### PROBLEM
Look at the entries below and reproduce them exactly.

### INPUT MATERIAL

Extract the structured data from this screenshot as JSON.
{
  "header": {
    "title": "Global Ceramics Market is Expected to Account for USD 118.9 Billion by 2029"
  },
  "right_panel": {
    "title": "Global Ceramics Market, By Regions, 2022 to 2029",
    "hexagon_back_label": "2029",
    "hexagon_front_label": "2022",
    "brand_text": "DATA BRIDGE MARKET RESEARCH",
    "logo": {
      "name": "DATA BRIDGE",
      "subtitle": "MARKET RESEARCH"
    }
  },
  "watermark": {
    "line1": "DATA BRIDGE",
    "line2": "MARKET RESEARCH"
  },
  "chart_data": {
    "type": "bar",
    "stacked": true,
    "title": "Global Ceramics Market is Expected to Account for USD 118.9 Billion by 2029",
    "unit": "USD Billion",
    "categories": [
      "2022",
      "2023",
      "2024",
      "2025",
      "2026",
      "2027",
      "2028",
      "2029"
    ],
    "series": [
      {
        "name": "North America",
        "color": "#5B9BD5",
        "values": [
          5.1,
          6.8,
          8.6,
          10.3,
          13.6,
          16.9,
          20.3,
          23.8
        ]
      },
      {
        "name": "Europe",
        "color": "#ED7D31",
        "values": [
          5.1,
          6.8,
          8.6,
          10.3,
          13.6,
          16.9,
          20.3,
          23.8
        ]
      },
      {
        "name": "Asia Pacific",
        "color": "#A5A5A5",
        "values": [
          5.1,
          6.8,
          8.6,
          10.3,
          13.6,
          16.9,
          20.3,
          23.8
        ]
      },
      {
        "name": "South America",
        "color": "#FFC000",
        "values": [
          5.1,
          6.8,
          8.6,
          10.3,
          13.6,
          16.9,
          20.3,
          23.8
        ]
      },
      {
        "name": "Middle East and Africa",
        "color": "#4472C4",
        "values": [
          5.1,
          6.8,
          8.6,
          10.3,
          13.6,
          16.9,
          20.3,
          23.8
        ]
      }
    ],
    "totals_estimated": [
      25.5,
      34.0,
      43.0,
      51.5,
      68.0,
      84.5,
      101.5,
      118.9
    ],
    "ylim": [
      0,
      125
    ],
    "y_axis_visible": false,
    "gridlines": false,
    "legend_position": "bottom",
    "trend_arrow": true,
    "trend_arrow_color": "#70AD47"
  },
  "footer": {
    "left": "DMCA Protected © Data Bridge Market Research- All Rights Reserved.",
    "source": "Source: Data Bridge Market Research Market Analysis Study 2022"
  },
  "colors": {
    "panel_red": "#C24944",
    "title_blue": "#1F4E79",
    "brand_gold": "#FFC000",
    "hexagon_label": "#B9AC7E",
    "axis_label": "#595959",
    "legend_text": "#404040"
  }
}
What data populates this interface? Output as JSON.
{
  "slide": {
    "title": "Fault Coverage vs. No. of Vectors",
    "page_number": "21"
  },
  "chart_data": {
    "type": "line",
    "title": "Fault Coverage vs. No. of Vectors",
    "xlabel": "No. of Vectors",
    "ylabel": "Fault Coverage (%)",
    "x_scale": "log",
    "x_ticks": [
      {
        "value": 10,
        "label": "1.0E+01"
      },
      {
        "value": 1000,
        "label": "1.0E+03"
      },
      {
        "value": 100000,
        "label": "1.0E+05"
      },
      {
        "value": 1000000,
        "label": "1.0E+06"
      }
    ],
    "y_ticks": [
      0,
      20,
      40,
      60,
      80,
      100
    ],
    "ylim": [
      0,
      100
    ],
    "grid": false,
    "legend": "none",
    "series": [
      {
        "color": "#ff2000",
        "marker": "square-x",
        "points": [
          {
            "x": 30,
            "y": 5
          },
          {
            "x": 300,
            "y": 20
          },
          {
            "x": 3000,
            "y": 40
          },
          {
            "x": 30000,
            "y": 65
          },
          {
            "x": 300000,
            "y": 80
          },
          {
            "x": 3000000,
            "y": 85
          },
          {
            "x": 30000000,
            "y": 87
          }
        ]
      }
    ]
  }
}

### TASK ANSWER
Extract the structured data from this screenshot as JSON.
{
  "header": {
    "title": "Global Ceramics Market is Expected to Account for USD 118.9 Billion by 2029"
  },
  "right_panel": {
    "title": "Global Ceramics Market, By Regions, 2022 to 2029",
    "hexagon_back_label": "2029",
    "hexagon_front_label": "2022",
    "brand_text": "DATA BRIDGE MARKET RESEARCH",
    "logo": {
      "name": "DATA BRIDGE",
      "subtitle": "MARKET RESEARCH"
    }
  },
  "watermark": {
    "line1": "DATA BRIDGE",
    "line2": "MARKET RESEARCH"
  },
  "chart_data": {
    "type": "bar",
    "stacked": true,
    "title": "Global Ceramics Market is Expected to Account for USD 118.9 Billion by 2029",
    "unit": "USD Billion",
    "categories": [
      "2022",
      "2023",
      "2024",
      "2025",
      "2026",
      "2027",
      "2028",
      "2029"
    ],
    "series": [
      {
        "name": "North America",
        "color": "#5B9BD5",
        "values": [
          5.1,
          6.8,
          8.6,
          10.3,
          13.6,
          16.9,
          20.3,
          23.8
        ]
      },
      {
        "name": "Europe",
        "color": "#ED7D31",
        "values": [
          5.1,
          6.8,
          8.6,
          10.3,
          13.6,
          16.9,
          20.3,
          23.8
        ]
      },
      {
        "name": "Asia Pacific",
        "color": "#A5A5A5",
        "values": [
          5.1,
          6.8,
          8.6,
          10.3,
          13.6,
          16.9,
          20.3,
          23.8
        ]
      },
      {
        "name": "South America",
        "color": "#FFC000",
        "values": [
          5.1,
          6.8,
          8.6,
          10.3,
          13.6,
          16.9,
          20.3,
          23.8
        ]
      },
      {
        "name": "Middle East and Africa",
        "color": "#4472C4",
        "values": [
          5.1,
          6.8,
          8.6,
          10.3,
          13.6,
          16.9,
          20.3,
          23.8
        ]
      }
    ],
    "totals_estimated": [
      25.5,
      34.0,
      43.0,
      51.5,
      68.0,
      84.5,
      101.5,
      118.9
    ],
    "ylim": [
      0,
      125
    ],
    "y_axis_visible": false,
    "gridlines": false,
    "legend_position": "bottom",
    "trend_arrow": true,
    "trend_arrow_color": "#70AD47"
  },
  "footer": {
    "left": "DMCA Protected © Data Bridge Market Research- All Rights Reserved.",
    "source": "Source: Data Bridge Market Research Market Analysis Study 2022"
  },
  "colors": {
    "panel_red": "#C24944",
    "title_blue": "#1F4E79",
    "brand_gold": "#FFC000",
    "hexagon_label": "#B9AC7E",
    "axis_label": "#595959",
    "legend_text": "#404040"
  }
}
What data populates this interface? Output as JSON.
{
  "slide": {
    "title": "Fault Coverage vs. No. of Vectors",
    "page_number": "21"
  },
  "chart_data": {
    "type": "line",
    "title": "Fault Coverage vs. No. of Vectors",
    "xlabel": "No. of Vectors",
    "ylabel": "Fault Coverage (%)",
    "x_scale": "log",
    "x_ticks": [
      {
        "value": 10,
        "label": "1.0E+01"
      },
      {
        "value": 1000,
        "label": "1.0E+03"
      },
      {
        "value": 100000,
        "label": "1.0E+05"
      },
      {
        "value": 1000000,
        "label": "1.0E+06"
      }
    ],
    "y_ticks": [
      0,
      20,
      40,
      60,
      80,
      100
    ],
    "ylim": [
      0,
      100
    ],
    "grid": false,
    "legend": "none",
    "series": [
      {
        "color": "#ff2000",
        "marker": "square-x",
        "points": [
          {
            "x": 30,
            "y": 5
          },
          {
            "x": 300,
            "y": 20
          },
          {
            "x": 3000,
            "y": 40
          },
          {
            "x": 30000,
            "y": 65
          },
          {
            "x": 300000,
            "y": 80
          },
          {
            "x": 3000000,
            "y": 85
          },
          {
            "x": 30000000,
            "y": 87
          }
        ]
      }
    ]
  }
}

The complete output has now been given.